(Records excerpted from a collection)
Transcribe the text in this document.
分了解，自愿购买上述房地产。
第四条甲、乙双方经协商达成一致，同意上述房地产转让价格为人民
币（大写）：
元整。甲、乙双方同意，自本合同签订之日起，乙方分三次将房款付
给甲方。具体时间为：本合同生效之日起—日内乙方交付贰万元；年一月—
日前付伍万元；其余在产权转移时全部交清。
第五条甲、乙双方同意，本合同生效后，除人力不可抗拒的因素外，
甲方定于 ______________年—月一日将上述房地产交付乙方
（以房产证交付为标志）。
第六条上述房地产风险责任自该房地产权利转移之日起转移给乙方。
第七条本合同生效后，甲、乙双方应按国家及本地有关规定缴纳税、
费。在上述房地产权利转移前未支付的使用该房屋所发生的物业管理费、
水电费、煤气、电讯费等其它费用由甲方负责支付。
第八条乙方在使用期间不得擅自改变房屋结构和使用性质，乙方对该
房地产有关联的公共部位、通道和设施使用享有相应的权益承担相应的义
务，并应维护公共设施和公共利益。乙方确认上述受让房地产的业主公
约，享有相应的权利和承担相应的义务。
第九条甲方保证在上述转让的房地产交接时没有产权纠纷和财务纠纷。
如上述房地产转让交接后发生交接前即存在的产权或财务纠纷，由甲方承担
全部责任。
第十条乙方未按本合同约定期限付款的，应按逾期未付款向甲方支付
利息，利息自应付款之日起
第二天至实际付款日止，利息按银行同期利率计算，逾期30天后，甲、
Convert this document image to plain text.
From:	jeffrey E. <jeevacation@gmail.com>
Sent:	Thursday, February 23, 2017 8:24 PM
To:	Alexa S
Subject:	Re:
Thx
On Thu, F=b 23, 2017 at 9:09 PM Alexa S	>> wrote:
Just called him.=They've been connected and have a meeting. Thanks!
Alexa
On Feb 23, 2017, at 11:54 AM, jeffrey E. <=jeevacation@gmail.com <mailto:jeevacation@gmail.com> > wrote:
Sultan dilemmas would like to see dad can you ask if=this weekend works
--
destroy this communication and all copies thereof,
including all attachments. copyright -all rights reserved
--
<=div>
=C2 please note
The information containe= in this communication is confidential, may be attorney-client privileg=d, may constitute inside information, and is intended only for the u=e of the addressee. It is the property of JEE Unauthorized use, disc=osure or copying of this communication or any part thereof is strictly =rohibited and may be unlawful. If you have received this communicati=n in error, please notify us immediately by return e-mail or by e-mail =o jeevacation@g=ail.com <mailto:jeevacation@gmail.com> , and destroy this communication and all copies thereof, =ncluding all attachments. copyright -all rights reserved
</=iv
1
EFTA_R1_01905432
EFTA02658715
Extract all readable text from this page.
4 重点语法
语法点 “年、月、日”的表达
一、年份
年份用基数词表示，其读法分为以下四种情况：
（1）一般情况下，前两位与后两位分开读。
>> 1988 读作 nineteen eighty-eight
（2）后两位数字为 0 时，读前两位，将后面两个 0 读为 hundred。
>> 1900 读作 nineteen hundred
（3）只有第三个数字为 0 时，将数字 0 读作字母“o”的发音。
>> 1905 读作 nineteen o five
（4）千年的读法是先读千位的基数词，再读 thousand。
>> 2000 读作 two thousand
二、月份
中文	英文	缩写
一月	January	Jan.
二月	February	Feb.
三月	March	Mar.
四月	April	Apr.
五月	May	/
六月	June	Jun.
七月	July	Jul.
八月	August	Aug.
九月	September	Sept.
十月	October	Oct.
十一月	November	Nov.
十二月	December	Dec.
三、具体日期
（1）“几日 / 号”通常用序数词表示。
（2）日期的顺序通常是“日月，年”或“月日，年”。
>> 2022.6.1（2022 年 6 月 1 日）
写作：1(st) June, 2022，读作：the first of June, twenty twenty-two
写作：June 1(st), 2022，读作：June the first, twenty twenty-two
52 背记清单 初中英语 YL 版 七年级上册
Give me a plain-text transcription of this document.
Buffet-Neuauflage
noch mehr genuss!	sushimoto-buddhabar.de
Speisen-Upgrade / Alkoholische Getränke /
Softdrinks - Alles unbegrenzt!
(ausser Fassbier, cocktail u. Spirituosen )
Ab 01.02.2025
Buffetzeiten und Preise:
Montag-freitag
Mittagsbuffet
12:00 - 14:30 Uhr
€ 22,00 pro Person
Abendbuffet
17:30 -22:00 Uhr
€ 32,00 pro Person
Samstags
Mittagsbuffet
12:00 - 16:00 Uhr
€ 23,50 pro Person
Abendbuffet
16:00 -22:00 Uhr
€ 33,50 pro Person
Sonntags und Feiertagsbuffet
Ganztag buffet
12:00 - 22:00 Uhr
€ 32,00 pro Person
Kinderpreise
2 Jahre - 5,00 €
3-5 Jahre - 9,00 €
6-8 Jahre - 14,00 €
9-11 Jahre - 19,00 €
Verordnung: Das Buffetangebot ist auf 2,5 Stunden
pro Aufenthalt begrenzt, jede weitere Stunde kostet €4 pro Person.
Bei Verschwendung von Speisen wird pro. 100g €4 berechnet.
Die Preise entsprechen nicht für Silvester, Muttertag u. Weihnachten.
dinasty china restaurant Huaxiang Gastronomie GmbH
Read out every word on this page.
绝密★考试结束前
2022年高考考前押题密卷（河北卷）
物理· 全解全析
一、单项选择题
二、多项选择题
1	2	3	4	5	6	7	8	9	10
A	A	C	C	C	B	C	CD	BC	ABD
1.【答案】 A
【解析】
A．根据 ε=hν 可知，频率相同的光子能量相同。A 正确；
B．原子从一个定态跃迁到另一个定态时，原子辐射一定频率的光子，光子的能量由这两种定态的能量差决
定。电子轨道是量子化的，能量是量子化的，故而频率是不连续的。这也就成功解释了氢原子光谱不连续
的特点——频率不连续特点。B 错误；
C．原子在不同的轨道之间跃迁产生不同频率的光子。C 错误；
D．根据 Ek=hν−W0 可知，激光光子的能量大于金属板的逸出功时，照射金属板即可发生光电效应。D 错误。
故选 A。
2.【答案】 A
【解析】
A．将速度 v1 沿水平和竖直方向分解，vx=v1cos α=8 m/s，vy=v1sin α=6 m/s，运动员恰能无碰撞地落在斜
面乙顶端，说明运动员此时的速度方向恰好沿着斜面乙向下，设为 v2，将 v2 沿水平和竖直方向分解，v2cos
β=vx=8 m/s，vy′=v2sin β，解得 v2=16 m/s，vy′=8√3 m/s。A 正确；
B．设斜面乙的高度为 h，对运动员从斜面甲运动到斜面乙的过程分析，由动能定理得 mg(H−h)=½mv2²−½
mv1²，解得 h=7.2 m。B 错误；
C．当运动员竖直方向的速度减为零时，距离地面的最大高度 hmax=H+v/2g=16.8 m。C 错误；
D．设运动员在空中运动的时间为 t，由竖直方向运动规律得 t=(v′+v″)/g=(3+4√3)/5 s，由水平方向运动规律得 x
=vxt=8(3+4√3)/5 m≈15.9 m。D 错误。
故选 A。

◆ **TASK TO CARRY OUT**: Look through the entries above and count each line holding "twenty"; report the count alone.

◆ **IN RESPONSE**: 2